Write down every entry below once more, exactly.

(Excerpt from a dataset)
■ ■ ■ ■
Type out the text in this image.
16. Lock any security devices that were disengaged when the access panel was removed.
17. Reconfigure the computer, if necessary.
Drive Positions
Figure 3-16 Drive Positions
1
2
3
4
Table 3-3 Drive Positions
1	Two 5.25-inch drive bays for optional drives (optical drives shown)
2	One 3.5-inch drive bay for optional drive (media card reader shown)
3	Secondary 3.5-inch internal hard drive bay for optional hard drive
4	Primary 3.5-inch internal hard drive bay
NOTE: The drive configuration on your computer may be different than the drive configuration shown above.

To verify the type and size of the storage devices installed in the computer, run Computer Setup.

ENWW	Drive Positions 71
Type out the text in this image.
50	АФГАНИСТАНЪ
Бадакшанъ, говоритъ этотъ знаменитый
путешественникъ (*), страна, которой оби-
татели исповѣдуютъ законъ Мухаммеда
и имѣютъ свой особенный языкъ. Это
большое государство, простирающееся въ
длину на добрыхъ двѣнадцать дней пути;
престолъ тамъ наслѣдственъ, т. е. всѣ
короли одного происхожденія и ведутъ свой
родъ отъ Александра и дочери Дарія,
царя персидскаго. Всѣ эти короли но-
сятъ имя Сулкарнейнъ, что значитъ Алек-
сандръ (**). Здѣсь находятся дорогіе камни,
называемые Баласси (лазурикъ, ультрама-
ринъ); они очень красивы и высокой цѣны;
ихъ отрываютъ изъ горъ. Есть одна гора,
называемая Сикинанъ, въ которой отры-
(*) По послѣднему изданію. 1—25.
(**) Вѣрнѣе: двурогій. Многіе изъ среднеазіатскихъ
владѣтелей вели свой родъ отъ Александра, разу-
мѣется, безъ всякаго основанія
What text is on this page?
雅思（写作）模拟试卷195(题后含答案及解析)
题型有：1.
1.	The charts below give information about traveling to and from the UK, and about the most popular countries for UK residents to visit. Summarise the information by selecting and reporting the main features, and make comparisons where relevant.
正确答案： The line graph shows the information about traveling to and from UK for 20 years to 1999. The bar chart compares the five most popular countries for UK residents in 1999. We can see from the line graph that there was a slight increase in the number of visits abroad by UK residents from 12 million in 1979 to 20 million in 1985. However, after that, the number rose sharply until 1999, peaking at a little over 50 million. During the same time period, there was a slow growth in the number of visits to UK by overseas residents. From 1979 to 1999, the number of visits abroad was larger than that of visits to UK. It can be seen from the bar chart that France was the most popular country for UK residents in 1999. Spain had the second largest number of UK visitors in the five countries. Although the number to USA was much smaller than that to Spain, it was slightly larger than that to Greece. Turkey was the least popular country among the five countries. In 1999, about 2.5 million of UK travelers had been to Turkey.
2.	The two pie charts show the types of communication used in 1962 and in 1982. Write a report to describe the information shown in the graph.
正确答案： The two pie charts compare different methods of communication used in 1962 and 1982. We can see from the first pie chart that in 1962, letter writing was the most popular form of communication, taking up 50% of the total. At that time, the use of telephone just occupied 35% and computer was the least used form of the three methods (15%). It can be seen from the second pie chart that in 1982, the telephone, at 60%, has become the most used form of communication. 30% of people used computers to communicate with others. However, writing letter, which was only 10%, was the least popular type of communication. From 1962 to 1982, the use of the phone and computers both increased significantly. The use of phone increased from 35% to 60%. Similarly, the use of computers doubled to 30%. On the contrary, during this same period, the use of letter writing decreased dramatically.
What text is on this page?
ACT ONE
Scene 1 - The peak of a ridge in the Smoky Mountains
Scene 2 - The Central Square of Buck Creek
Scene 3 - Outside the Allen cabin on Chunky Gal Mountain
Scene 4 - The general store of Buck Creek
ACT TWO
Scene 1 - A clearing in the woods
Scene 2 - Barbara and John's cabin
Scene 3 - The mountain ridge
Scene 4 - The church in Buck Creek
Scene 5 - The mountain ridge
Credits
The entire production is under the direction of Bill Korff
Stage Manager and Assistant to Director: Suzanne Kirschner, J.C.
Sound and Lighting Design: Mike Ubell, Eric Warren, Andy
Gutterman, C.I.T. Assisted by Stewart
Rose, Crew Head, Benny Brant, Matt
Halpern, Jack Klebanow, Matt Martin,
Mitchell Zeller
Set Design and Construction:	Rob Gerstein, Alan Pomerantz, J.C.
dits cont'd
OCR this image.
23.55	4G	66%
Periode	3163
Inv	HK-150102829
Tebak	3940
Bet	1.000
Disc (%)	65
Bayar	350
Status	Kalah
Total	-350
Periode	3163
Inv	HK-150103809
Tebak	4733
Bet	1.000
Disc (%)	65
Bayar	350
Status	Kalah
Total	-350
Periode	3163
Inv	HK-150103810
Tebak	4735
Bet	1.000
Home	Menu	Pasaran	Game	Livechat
■ ■ ■ ■
- **Response for this exercise**:
Type out the text in this image.
16. Lock any security devices that were disengaged when the access panel was removed.
17. Reconfigure the computer, if necessary.
Drive Positions
Figure 3-16 Drive Positions
1
2
3
4
Table 3-3 Drive Positions
1	Two 5.25-inch drive bays for optional drives (optical drives shown)
2	One 3.5-inch drive bay for optional drive (media card reader shown)
3	Secondary 3.5-inch internal hard drive bay for optional hard drive
4	Primary 3.5-inch internal hard drive bay
NOTE: The drive configuration on your computer may be different than the drive configuration shown above.

To verify the type and size of the storage devices installed in the computer, run Computer Setup.

ENWW	Drive Positions 71
Type out the text in this image.
50	АФГАНИСТАНЪ
Бадакшанъ, говоритъ этотъ знаменитый
путешественникъ (*), страна, которой оби-
татели исповѣдуютъ законъ Мухаммеда
и имѣютъ свой особенный языкъ. Это
большое государство, простирающееся въ
длину на добрыхъ двѣнадцать дней пути;
престолъ тамъ наслѣдственъ, т. е. всѣ
короли одного происхожденія и ведутъ свой
родъ отъ Александра и дочери Дарія,
царя персидскаго. Всѣ эти короли но-
сятъ имя Сулкарнейнъ, что значитъ Алек-
сандръ (**). Здѣсь находятся дорогіе камни,
называемые Баласси (лазурикъ, ультрама-
ринъ); они очень красивы и высокой цѣны;
ихъ отрываютъ изъ горъ. Есть одна гора,
называемая Сикинанъ, въ которой отры-
(*) По послѣднему изданію. 1—25.
(**) Вѣрнѣе: двурогій. Многіе изъ среднеазіатскихъ
владѣтелей вели свой родъ отъ Александра, разу-
мѣется, безъ всякаго основанія
What text is on this page?
雅思（写作）模拟试卷195(题后含答案及解析)
题型有：1.
1.	The charts below give information about traveling to and from the UK, and about the most popular countries for UK residents to visit. Summarise the information by selecting and reporting the main features, and make comparisons where relevant.
正确答案： The line graph shows the information about traveling to and from UK for 20 years to 1999. The bar chart compares the five most popular countries for UK residents in 1999. We can see from the line graph that there was a slight increase in the number of visits abroad by UK residents from 12 million in 1979 to 20 million in 1985. However, after that, the number rose sharply until 1999, peaking at a little over 50 million. During the same time period, there was a slow growth in the number of visits to UK by overseas residents. From 1979 to 1999, the number of visits abroad was larger than that of visits to UK. It can be seen from the bar chart that France was the most popular country for UK residents in 1999. Spain had the second largest number of UK visitors in the five countries. Although the number to USA was much smaller than that to Spain, it was slightly larger than that to Greece. Turkey was the least popular country among the five countries. In 1999, about 2.5 million of UK travelers had been to Turkey.
2.	The two pie charts show the types of communication used in 1962 and in 1982. Write a report to describe the information shown in the graph.
正确答案： The two pie charts compare different methods of communication used in 1962 and 1982. We can see from the first pie chart that in 1962, letter writing was the most popular form of communication, taking up 50% of the total. At that time, the use of telephone just occupied 35% and computer was the least used form of the three methods (15%). It can be seen from the second pie chart that in 1982, the telephone, at 60%, has become the most used form of communication. 30% of people used computers to communicate with others. However, writing letter, which was only 10%, was the least popular type of communication. From 1962 to 1982, the use of the phone and computers both increased significantly. The use of phone increased from 35% to 60%. Similarly, the use of computers doubled to 30%. On the contrary, during this same period, the use of letter writing decreased dramatically.
What text is on this page?
ACT ONE
Scene 1 - The peak of a ridge in the Smoky Mountains
Scene 2 - The Central Square of Buck Creek
Scene 3 - Outside the Allen cabin on Chunky Gal Mountain
Scene 4 - The general store of Buck Creek
ACT TWO
Scene 1 - A clearing in the woods
Scene 2 - Barbara and John's cabin
Scene 3 - The mountain ridge
Scene 4 - The church in Buck Creek
Scene 5 - The mountain ridge
Credits
The entire production is under the direction of Bill Korff
Stage Manager and Assistant to Director: Suzanne Kirschner, J.C.
Sound and Lighting Design: Mike Ubell, Eric Warren, Andy
Gutterman, C.I.T. Assisted by Stewart
Rose, Crew Head, Benny Brant, Matt
Halpern, Jack Klebanow, Matt Martin,
Mitchell Zeller
Set Design and Construction:	Rob Gerstein, Alan Pomerantz, J.C.
dits cont'd
OCR this image.
23.55	4G	66%
Periode	3163
Inv	HK-150102829
Tebak	3940
Bet	1.000
Disc (%)	65
Bayar	350
Status	Kalah
Total	-350
Periode	3163
Inv	HK-150103809
Tebak	4733
Bet	1.000
Disc (%)	65
Bayar	350
Status	Kalah
Total	-350
Periode	3163
Inv	HK-150103810
Tebak	4735
Bet	1.000
Home	Menu	Pasaran	Game	Livechat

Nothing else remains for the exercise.